* PROBLEM DESCRIPTION
Every record should be copied exactly, except that pictures are to be omitted.
━━━
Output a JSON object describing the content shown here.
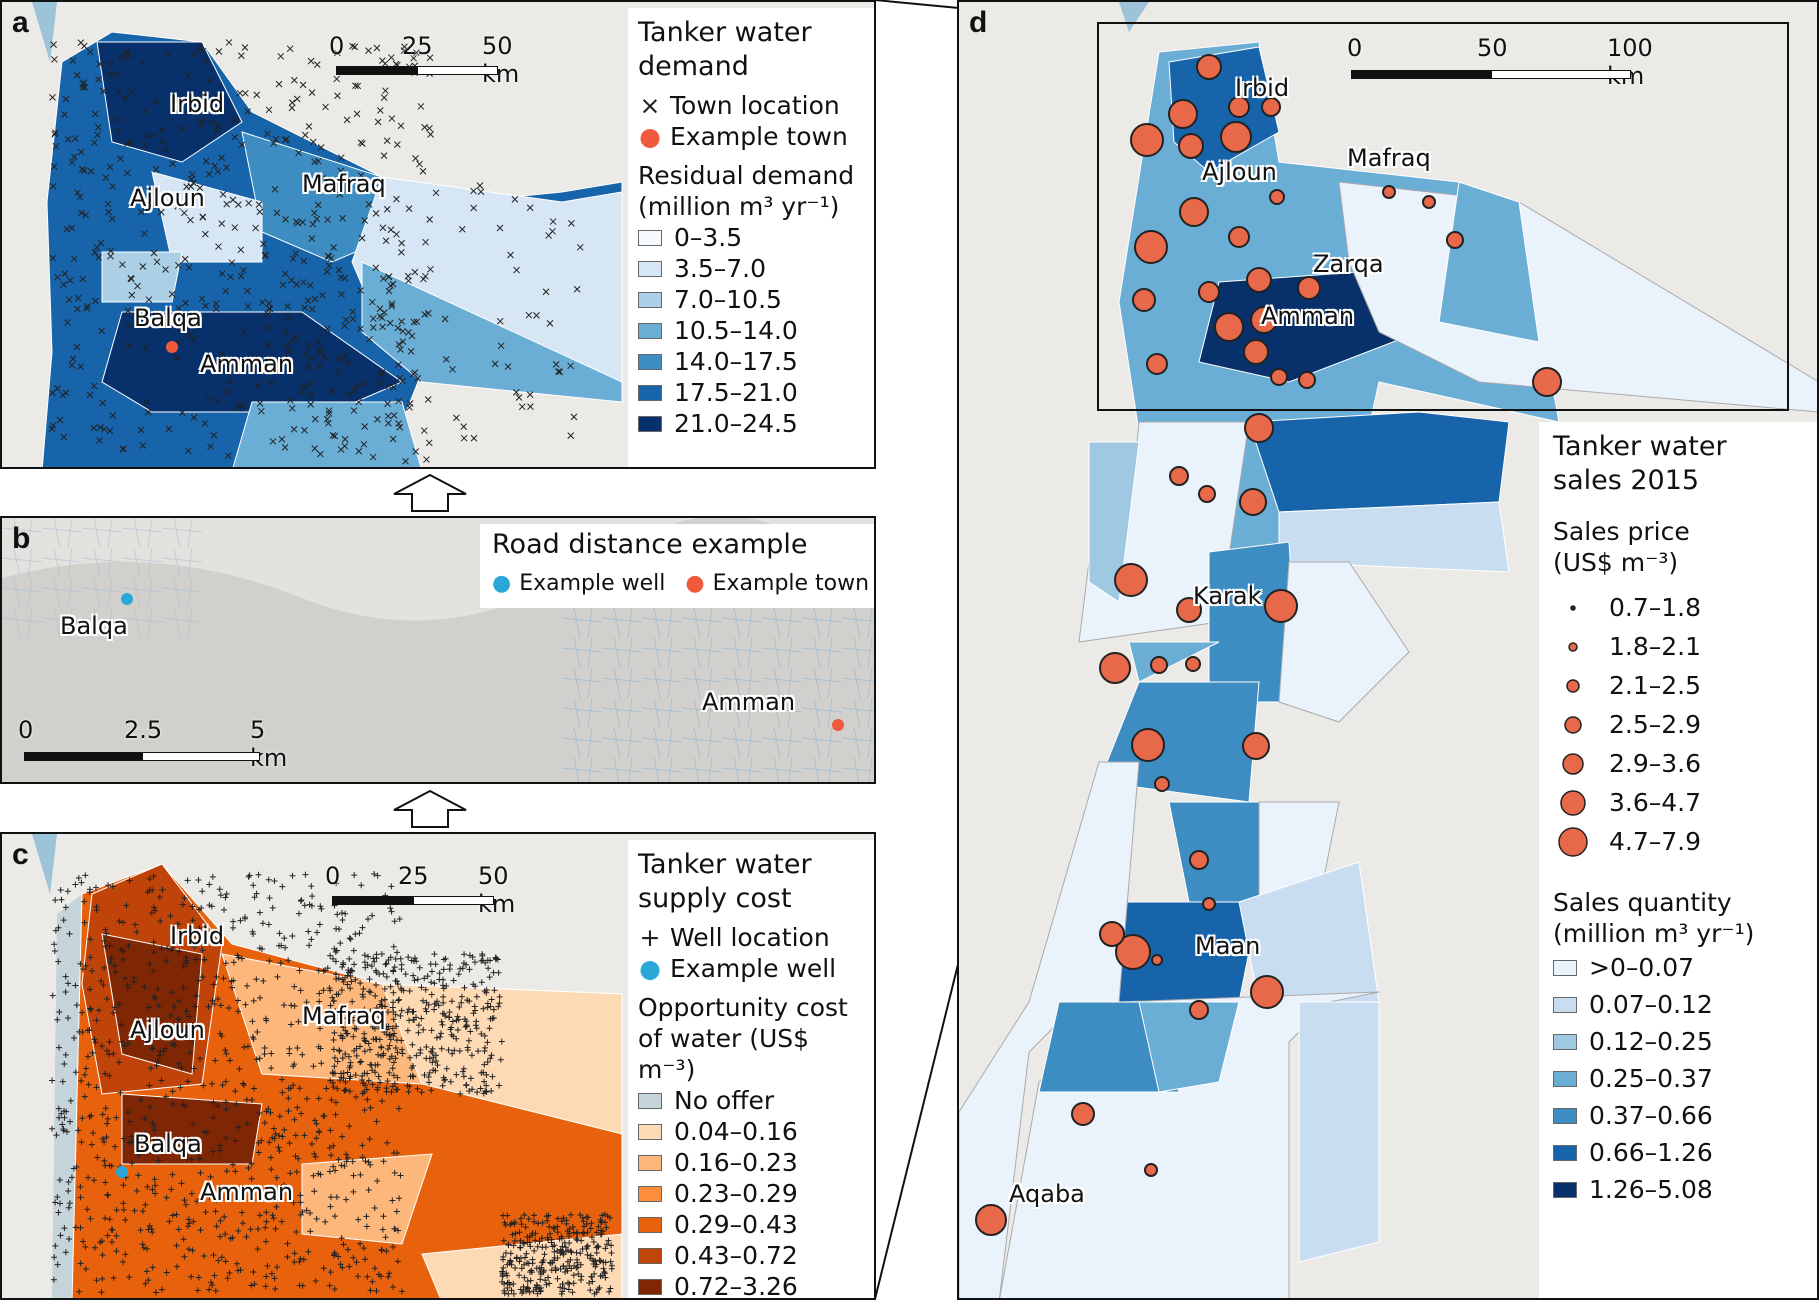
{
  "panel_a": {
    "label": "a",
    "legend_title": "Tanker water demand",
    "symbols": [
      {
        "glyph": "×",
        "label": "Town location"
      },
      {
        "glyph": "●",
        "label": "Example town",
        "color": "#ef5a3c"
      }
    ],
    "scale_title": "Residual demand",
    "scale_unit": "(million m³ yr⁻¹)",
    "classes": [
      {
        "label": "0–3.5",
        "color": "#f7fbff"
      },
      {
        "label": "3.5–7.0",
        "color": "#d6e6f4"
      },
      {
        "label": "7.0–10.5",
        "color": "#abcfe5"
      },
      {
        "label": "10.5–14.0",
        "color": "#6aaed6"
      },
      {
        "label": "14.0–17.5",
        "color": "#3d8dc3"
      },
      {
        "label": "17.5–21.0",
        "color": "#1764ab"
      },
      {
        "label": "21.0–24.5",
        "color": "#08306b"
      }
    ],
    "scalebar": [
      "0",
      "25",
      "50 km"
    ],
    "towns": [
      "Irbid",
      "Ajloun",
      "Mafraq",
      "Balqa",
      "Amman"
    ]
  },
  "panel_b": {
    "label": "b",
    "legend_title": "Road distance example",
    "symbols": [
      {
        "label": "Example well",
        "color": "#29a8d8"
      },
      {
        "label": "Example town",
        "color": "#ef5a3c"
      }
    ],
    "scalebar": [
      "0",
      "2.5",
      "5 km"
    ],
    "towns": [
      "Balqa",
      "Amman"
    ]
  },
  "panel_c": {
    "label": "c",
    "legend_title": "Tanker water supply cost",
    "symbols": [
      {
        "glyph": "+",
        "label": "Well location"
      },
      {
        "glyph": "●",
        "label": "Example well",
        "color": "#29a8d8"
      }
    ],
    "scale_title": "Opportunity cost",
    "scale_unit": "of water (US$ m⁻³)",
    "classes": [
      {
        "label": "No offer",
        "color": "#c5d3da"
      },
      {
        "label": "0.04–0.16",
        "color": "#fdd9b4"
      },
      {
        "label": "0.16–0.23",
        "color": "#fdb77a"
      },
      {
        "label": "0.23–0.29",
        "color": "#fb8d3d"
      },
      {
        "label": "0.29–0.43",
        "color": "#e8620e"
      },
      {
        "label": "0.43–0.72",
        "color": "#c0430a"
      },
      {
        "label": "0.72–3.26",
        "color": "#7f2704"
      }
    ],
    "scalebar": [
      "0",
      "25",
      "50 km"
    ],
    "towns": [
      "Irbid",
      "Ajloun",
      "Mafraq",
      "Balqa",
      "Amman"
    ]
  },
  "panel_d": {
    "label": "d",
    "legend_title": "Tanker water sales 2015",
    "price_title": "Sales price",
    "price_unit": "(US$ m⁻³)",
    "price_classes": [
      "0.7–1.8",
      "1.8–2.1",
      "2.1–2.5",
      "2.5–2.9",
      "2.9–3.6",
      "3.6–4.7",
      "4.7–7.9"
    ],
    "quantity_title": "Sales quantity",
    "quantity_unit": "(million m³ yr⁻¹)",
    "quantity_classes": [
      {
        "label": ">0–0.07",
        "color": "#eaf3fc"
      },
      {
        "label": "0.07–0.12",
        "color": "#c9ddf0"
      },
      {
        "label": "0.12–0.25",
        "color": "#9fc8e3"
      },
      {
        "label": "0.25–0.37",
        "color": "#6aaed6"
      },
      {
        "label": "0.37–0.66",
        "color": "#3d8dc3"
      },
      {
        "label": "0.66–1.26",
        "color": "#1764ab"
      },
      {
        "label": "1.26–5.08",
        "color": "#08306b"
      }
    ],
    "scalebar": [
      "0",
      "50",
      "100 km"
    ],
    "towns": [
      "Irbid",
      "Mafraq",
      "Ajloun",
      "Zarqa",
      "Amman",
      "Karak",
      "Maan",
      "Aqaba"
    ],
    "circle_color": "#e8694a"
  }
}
━━━
* TASK ANSWER
Output a JSON object describing the content shown here.
{
  "panel_a": {
    "label": "a",
    "legend_title": "Tanker water demand",
    "symbols": [
      {
        "glyph": "×",
        "label": "Town location"
      },
      {
        "glyph": "●",
        "label": "Example town",
        "color": "#ef5a3c"
      }
    ],
    "scale_title": "Residual demand",
    "scale_unit": "(million m³ yr⁻¹)",
    "classes": [
      {
        "label": "0–3.5",
        "color": "#f7fbff"
      },
      {
        "label": "3.5–7.0",
        "color": "#d6e6f4"
      },
      {
        "label": "7.0–10.5",
        "color": "#abcfe5"
      },
      {
        "label": "10.5–14.0",
        "color": "#6aaed6"
      },
      {
        "label": "14.0–17.5",
        "color": "#3d8dc3"
      },
      {
        "label": "17.5–21.0",
        "color": "#1764ab"
      },
      {
        "label": "21.0–24.5",
        "color": "#08306b"
      }
    ],
    "scalebar": [
      "0",
      "25",
      "50 km"
    ],
    "towns": [
      "Irbid",
      "Ajloun",
      "Mafraq",
      "Balqa",
      "Amman"
    ]
  },
  "panel_b": {
    "label": "b",
    "legend_title": "Road distance example",
    "symbols": [
      {
        "label": "Example well",
        "color": "#29a8d8"
      },
      {
        "label": "Example town",
        "color": "#ef5a3c"
      }
    ],
    "scalebar": [
      "0",
      "2.5",
      "5 km"
    ],
    "towns": [
      "Balqa",
      "Amman"
    ]
  },
  "panel_c": {
    "label": "c",
    "legend_title": "Tanker water supply cost",
    "symbols": [
      {
        "glyph": "+",
        "label": "Well location"
      },
      {
        "glyph": "●",
        "label": "Example well",
        "color": "#29a8d8"
      }
    ],
    "scale_title": "Opportunity cost",
    "scale_unit": "of water (US$ m⁻³)",
    "classes": [
      {
        "label": "No offer",
        "color": "#c5d3da"
      },
      {
        "label": "0.04–0.16",
        "color": "#fdd9b4"
      },
      {
        "label": "0.16–0.23",
        "color": "#fdb77a"
      },
      {
        "label": "0.23–0.29",
        "color": "#fb8d3d"
      },
      {
        "label": "0.29–0.43",
        "color": "#e8620e"
      },
      {
        "label": "0.43–0.72",
        "color": "#c0430a"
      },
      {
        "label": "0.72–3.26",
        "color": "#7f2704"
      }
    ],
    "scalebar": [
      "0",
      "25",
      "50 km"
    ],
    "towns": [
      "Irbid",
      "Ajloun",
      "Mafraq",
      "Balqa",
      "Amman"
    ]
  },
  "panel_d": {
    "label": "d",
    "legend_title": "Tanker water sales 2015",
    "price_title": "Sales price",
    "price_unit": "(US$ m⁻³)",
    "price_classes": [
      "0.7–1.8",
      "1.8–2.1",
      "2.1–2.5",
      "2.5–2.9",
      "2.9–3.6",
      "3.6–4.7",
      "4.7–7.9"
    ],
    "quantity_title": "Sales quantity",
    "quantity_unit": "(million m³ yr⁻¹)",
    "quantity_classes": [
      {
        "label": ">0–0.07",
        "color": "#eaf3fc"
      },
      {
        "label": "0.07–0.12",
        "color": "#c9ddf0"
      },
      {
        "label": "0.12–0.25",
        "color": "#9fc8e3"
      },
      {
        "label": "0.25–0.37",
        "color": "#6aaed6"
      },
      {
        "label": "0.37–0.66",
        "color": "#3d8dc3"
      },
      {
        "label": "0.66–1.26",
        "color": "#1764ab"
      },
      {
        "label": "1.26–5.08",
        "color": "#08306b"
      }
    ],
    "scalebar": [
      "0",
      "50",
      "100 km"
    ],
    "towns": [
      "Irbid",
      "Mafraq",
      "Ajloun",
      "Zarqa",
      "Amman",
      "Karak",
      "Maan",
      "Aqaba"
    ],
    "circle_color": "#e8694a"
  }
}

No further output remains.